--- Objective ---
Extract each line where the string "темы" shows up.

= = = = =

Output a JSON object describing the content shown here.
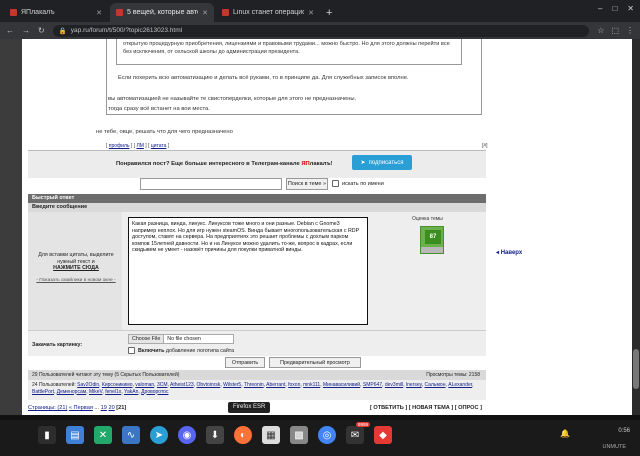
{
  "browser": {
    "tabs": [
      {
        "label": "ЯПлакалъ",
        "active": false
      },
      {
        "label": "5 вещей, которые автор",
        "active": true
      },
      {
        "label": "Linux станет операционн",
        "active": false
      }
    ],
    "new_tab": "+",
    "url": "yap.ru/forum/t/500/?topic2613023.html",
    "window_controls": [
      "–",
      "□",
      "✕"
    ]
  },
  "post": {
    "quote_inner": "открытую процедурную приобретения, лицензиями и правовыми трудами... можно быстро. Но для этого должны перейти все без исключения, от сельской школы до администрации президента.",
    "quote_line2": "Если похерить всю автоматизацию и делать всё руками, то в принципе да. Для служебных записок вполне.",
    "quote_line3": "вы автоматизацией не называйте те свистоперделки, которые для этого не предназначены.",
    "quote_line4": "тогда сразу всё встанет на вои места.",
    "reply_line": "не тебе, овце, решать что для чего предназначено",
    "links": [
      "профиль",
      "ЛМ",
      "цитата"
    ],
    "post_num": "[#]"
  },
  "telegram": {
    "text_prefix": "Понравился пост? Еще больше интересного в Телеграм-канале ",
    "text_brand": "ЯП",
    "text_suffix": "лакалъ!",
    "button": "подписаться"
  },
  "search": {
    "value": "",
    "button": "Поиск в теме »",
    "checkbox": "искать по имени"
  },
  "quick_reply": {
    "header": "Быстрый ответ",
    "sub": "Введите сообщение",
    "hint": "Для вставки цитаты, выделите нужный текст и",
    "hint_bold": "НАЖМИТЕ СЮДА",
    "smileys": "- Показать смайлики в новом окне -",
    "message": "Какая разница, винда, линукс. Линуксов тоже много и они разные. Debian с Gnome3 например неплох. Но для игр нужен steamOS. Винда бывает многопользовательская с RDP доступом, ставят на сервера. На предприятиях это решает проблемы с дохлым парком компов 15летней давности. Но и на Линуксе можно удалить то-же, вопрос в кадрах, если скидывем не умеет - назовёт причины для покупки приватной винды.",
    "rating_label": "Оценка темы",
    "rating_value": "87",
    "image_label": "Закачать картинку:",
    "file_button": "Choose File",
    "file_status": "No file chosen",
    "image_checkbox_bold": "Включить",
    "image_checkbox_rest": " добавление логотипа сайта",
    "submit": "Отправить",
    "preview": "Предварительный просмотр"
  },
  "readers": {
    "head": "29 Пользователей читают эту тему (5 Скрытых Пользователей)",
    "views": "Просмотры темы: 2158",
    "list_prefix": "24 Пользователей:",
    "users": [
      "Sav2Odin",
      "Кирсоникимо",
      "valoman",
      "3CM",
      "Atheist123",
      "Obvtoinrsk",
      "Wilster5",
      "Threonin",
      "Aberrant",
      "foxon",
      "mnk111",
      "Минавасиливий",
      "SMP647",
      "dev3mill",
      "lnersey",
      "Сальмон",
      "ALexander",
      "BattlePort",
      "Деменорсам",
      "MikeV",
      "fenel1x",
      "YakAn",
      "Дроворотос"
    ]
  },
  "pager": {
    "prefix": "Страницы: (21)",
    "first": "« Первая",
    "dots": "...",
    "p19": "19",
    "p20": "20",
    "p21": "[21]",
    "actions": "[ ОТВЕТИТЬ ] [ НОВАЯ ТЕМА ] [ ОПРОС ]",
    "side_link": "Наверх"
  },
  "tooltip": "Firefox ESR",
  "taskbar": {
    "badge": "9999",
    "clock": "0:56",
    "unmute": "UNMUTE",
    "colors": {
      "terminal": "#2d2d2d",
      "files": "#3f7fd6",
      "xfce": "#22a86a",
      "monitor": "#3a76c4",
      "telegram": "#2a9fd6",
      "discord": "#5865f2",
      "app": "#444444",
      "firefox": "#ff7139",
      "shelf": "#dddddd",
      "calc": "#888888",
      "chrome": "#4285f4",
      "anydesk": "#e53935"
    }
  }
}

= = = = =

--- Finished task ---
    "rating_label": "Оценка темы",
    "views": "Просмотры темы: 2158",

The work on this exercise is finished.